| Work to complete |
Quote every line of the material beneath this one.

(Figure content listings)
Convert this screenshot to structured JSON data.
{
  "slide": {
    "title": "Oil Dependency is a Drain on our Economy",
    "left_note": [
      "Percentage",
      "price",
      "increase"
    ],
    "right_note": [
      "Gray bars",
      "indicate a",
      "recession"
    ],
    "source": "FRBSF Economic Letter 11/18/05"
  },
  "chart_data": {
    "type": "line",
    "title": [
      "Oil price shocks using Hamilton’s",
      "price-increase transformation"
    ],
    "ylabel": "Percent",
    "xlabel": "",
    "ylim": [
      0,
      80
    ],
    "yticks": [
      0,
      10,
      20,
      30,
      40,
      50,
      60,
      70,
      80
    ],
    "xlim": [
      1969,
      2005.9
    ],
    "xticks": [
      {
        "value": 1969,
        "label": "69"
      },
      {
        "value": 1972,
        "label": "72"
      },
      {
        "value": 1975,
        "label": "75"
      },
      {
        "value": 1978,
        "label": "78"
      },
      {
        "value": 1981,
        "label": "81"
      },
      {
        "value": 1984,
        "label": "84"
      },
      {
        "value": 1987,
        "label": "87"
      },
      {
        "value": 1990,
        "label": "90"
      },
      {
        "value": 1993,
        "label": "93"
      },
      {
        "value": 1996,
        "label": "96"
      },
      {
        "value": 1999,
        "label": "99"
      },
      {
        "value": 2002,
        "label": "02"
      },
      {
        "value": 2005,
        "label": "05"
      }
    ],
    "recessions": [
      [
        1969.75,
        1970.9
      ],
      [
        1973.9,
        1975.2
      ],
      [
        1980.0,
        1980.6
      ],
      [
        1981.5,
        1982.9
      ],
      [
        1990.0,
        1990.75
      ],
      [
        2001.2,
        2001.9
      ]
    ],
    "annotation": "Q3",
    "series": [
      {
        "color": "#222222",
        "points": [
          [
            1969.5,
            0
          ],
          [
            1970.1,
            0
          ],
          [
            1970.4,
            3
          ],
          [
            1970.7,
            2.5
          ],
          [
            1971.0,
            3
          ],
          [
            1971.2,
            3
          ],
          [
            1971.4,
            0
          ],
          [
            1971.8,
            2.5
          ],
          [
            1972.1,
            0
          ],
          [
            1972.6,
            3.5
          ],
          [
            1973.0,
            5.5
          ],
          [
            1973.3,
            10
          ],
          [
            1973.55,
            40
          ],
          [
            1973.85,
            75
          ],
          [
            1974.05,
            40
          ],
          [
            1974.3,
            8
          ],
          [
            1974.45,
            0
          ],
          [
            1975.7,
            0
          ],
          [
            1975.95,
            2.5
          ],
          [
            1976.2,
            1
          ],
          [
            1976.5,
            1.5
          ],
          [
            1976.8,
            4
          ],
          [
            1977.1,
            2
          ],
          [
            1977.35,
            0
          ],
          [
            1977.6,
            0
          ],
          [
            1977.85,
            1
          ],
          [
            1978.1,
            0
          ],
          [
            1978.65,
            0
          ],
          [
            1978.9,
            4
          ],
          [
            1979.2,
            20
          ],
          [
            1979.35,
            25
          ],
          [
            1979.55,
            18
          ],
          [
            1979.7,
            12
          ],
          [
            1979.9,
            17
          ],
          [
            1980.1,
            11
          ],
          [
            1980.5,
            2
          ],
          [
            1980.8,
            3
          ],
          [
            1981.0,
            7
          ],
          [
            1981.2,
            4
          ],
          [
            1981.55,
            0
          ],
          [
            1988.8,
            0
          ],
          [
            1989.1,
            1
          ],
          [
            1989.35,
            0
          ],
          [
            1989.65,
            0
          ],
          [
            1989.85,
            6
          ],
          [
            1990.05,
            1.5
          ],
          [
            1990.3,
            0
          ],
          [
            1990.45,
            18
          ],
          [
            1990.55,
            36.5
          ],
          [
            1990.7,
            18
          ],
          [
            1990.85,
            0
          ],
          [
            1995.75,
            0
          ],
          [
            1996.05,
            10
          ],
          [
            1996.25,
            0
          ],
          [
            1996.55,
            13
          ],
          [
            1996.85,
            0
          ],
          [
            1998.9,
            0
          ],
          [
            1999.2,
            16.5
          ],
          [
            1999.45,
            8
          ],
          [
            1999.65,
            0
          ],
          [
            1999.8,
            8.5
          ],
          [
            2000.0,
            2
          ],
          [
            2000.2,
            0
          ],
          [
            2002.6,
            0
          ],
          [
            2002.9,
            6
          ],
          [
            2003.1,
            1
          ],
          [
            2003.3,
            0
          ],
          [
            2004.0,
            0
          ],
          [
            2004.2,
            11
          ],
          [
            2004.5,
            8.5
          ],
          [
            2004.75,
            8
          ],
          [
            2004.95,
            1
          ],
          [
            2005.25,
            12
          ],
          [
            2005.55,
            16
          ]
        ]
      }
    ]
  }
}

| Output |
Convert this screenshot to structured JSON data.
{
  "slide": {
    "title": "Oil Dependency is a Drain on our Economy",
    "left_note": [
      "Percentage",
      "price",
      "increase"
    ],
    "right_note": [
      "Gray bars",
      "indicate a",
      "recession"
    ],
    "source": "FRBSF Economic Letter 11/18/05"
  },
  "chart_data": {
    "type": "line",
    "title": [
      "Oil price shocks using Hamilton’s",
      "price-increase transformation"
    ],
    "ylabel": "Percent",
    "xlabel": "",
    "ylim": [
      0,
      80
    ],
    "yticks": [
      0,
      10,
      20,
      30,
      40,
      50,
      60,
      70,
      80
    ],
    "xlim": [
      1969,
      2005.9
    ],
    "xticks": [
      {
        "value": 1969,
        "label": "69"
      },
      {
        "value": 1972,
        "label": "72"
      },
      {
        "value": 1975,
        "label": "75"
      },
      {
        "value": 1978,
        "label": "78"
      },
      {
        "value": 1981,
        "label": "81"
      },
      {
        "value": 1984,
        "label": "84"
      },
      {
        "value": 1987,
        "label": "87"
      },
      {
        "value": 1990,
        "label": "90"
      },
      {
        "value": 1993,
        "label": "93"
      },
      {
        "value": 1996,
        "label": "96"
      },
      {
        "value": 1999,
        "label": "99"
      },
      {
        "value": 2002,
        "label": "02"
      },
      {
        "value": 2005,
        "label": "05"
      }
    ],
    "recessions": [
      [
        1969.75,
        1970.9
      ],
      [
        1973.9,
        1975.2
      ],
      [
        1980.0,
        1980.6
      ],
      [
        1981.5,
        1982.9
      ],
      [
        1990.0,
        1990.75
      ],
      [
        2001.2,
        2001.9
      ]
    ],
    "annotation": "Q3",
    "series": [
      {
        "color": "#222222",
        "points": [
          [
            1969.5,
            0
          ],
          [
            1970.1,
            0
          ],
          [
            1970.4,
            3
          ],
          [
            1970.7,
            2.5
          ],
          [
            1971.0,
            3
          ],
          [
            1971.2,
            3
          ],
          [
            1971.4,
            0
          ],
          [
            1971.8,
            2.5
          ],
          [
            1972.1,
            0
          ],
          [
            1972.6,
            3.5
          ],
          [
            1973.0,
            5.5
          ],
          [
            1973.3,
            10
          ],
          [
            1973.55,
            40
          ],
          [
            1973.85,
            75
          ],
          [
            1974.05,
            40
          ],
          [
            1974.3,
            8
          ],
          [
            1974.45,
            0
          ],
          [
            1975.7,
            0
          ],
          [
            1975.95,
            2.5
          ],
          [
            1976.2,
            1
          ],
          [
            1976.5,
            1.5
          ],
          [
            1976.8,
            4
          ],
          [
            1977.1,
            2
          ],
          [
            1977.35,
            0
          ],
          [
            1977.6,
            0
          ],
          [
            1977.85,
            1
          ],
          [
            1978.1,
            0
          ],
          [
            1978.65,
            0
          ],
          [
            1978.9,
            4
          ],
          [
            1979.2,
            20
          ],
          [
            1979.35,
            25
          ],
          [
            1979.55,
            18
          ],
          [
            1979.7,
            12
          ],
          [
            1979.9,
            17
          ],
          [
            1980.1,
            11
          ],
          [
            1980.5,
            2
          ],
          [
            1980.8,
            3
          ],
          [
            1981.0,
            7
          ],
          [
            1981.2,
            4
          ],
          [
            1981.55,
            0
          ],
          [
            1988.8,
            0
          ],
          [
            1989.1,
            1
          ],
          [
            1989.35,
            0
          ],
          [
            1989.65,
            0
          ],
          [
            1989.85,
            6
          ],
          [
            1990.05,
            1.5
          ],
          [
            1990.3,
            0
          ],
          [
            1990.45,
            18
          ],
          [
            1990.55,
            36.5
          ],
          [
            1990.7,
            18
          ],
          [
            1990.85,
            0
          ],
          [
            1995.75,
            0
          ],
          [
            1996.05,
            10
          ],
          [
            1996.25,
            0
          ],
          [
            1996.55,
            13
          ],
          [
            1996.85,
            0
          ],
          [
            1998.9,
            0
          ],
          [
            1999.2,
            16.5
          ],
          [
            1999.45,
            8
          ],
          [
            1999.65,
            0
          ],
          [
            1999.8,
            8.5
          ],
          [
            2000.0,
            2
          ],
          [
            2000.2,
            0
          ],
          [
            2002.6,
            0
          ],
          [
            2002.9,
            6
          ],
          [
            2003.1,
            1
          ],
          [
            2003.3,
            0
          ],
          [
            2004.0,
            0
          ],
          [
            2004.2,
            11
          ],
          [
            2004.5,
            8.5
          ],
          [
            2004.75,
            8
          ],
          [
            2004.95,
            1
          ],
          [
            2005.25,
            12
          ],
          [
            2005.55,
            16
          ]
        ]
      }
    ]
  }
}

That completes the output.